** Begin **

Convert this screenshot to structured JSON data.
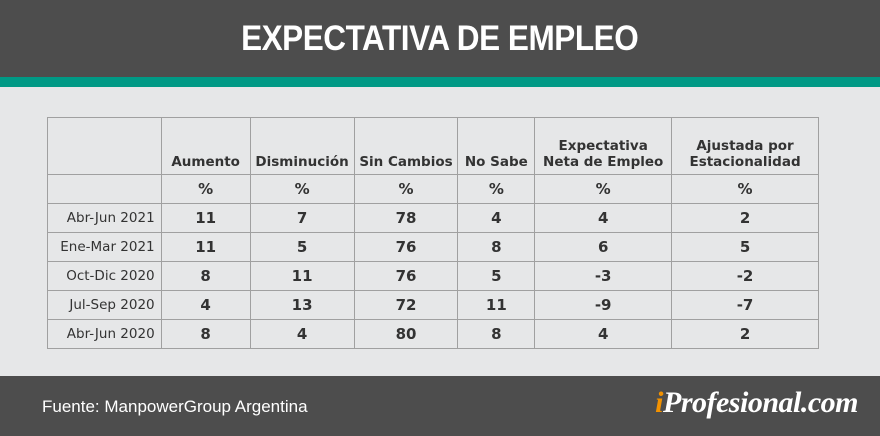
{
  "title": "EXPECTATIVA DE EMPLEO",
  "colors": {
    "header_bg": "#4d4d4d",
    "accent": "#009985",
    "logo_i": "#f39200"
  },
  "table": {
    "headers": [
      "",
      "Aumento",
      "Disminución",
      "Sin Cambios",
      "No Sabe",
      "Expectativa Neta de Empleo",
      "Ajustada por Estacionalidad"
    ],
    "units": [
      "",
      "%",
      "%",
      "%",
      "%",
      "%",
      "%"
    ],
    "rows": [
      [
        "Abr-Jun 2021",
        "11",
        "7",
        "78",
        "4",
        "4",
        "2"
      ],
      [
        "Ene-Mar 2021",
        "11",
        "5",
        "76",
        "8",
        "6",
        "5"
      ],
      [
        "Oct-Dic 2020",
        "8",
        "11",
        "76",
        "5",
        "-3",
        "-2"
      ],
      [
        "Jul-Sep 2020",
        "4",
        "13",
        "72",
        "11",
        "-9",
        "-7"
      ],
      [
        "Abr-Jun 2020",
        "8",
        "4",
        "80",
        "8",
        "4",
        "2"
      ]
    ]
  },
  "footer": {
    "source": "Fuente: ManpowerGroup Argentina",
    "logo_i": "i",
    "logo_rest": "Profesional.com"
  }
}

** End **

→ Directions:
Repeat the data in full and exactly. Omit pictures.

→ Exercise solution:
Convert this screenshot to structured JSON data.
{
  "title": "EXPECTATIVA DE EMPLEO",
  "colors": {
    "header_bg": "#4d4d4d",
    "accent": "#009985",
    "logo_i": "#f39200"
  },
  "table": {
    "headers": [
      "",
      "Aumento",
      "Disminución",
      "Sin Cambios",
      "No Sabe",
      "Expectativa Neta de Empleo",
      "Ajustada por Estacionalidad"
    ],
    "units": [
      "",
      "%",
      "%",
      "%",
      "%",
      "%",
      "%"
    ],
    "rows": [
      [
        "Abr-Jun 2021",
        "11",
        "7",
        "78",
        "4",
        "4",
        "2"
      ],
      [
        "Ene-Mar 2021",
        "11",
        "5",
        "76",
        "8",
        "6",
        "5"
      ],
      [
        "Oct-Dic 2020",
        "8",
        "11",
        "76",
        "5",
        "-3",
        "-2"
      ],
      [
        "Jul-Sep 2020",
        "4",
        "13",
        "72",
        "11",
        "-9",
        "-7"
      ],
      [
        "Abr-Jun 2020",
        "8",
        "4",
        "80",
        "8",
        "4",
        "2"
      ]
    ]
  },
  "footer": {
    "source": "Fuente: ManpowerGroup Argentina",
    "logo_i": "i",
    "logo_rest": "Profesional.com"
  }
}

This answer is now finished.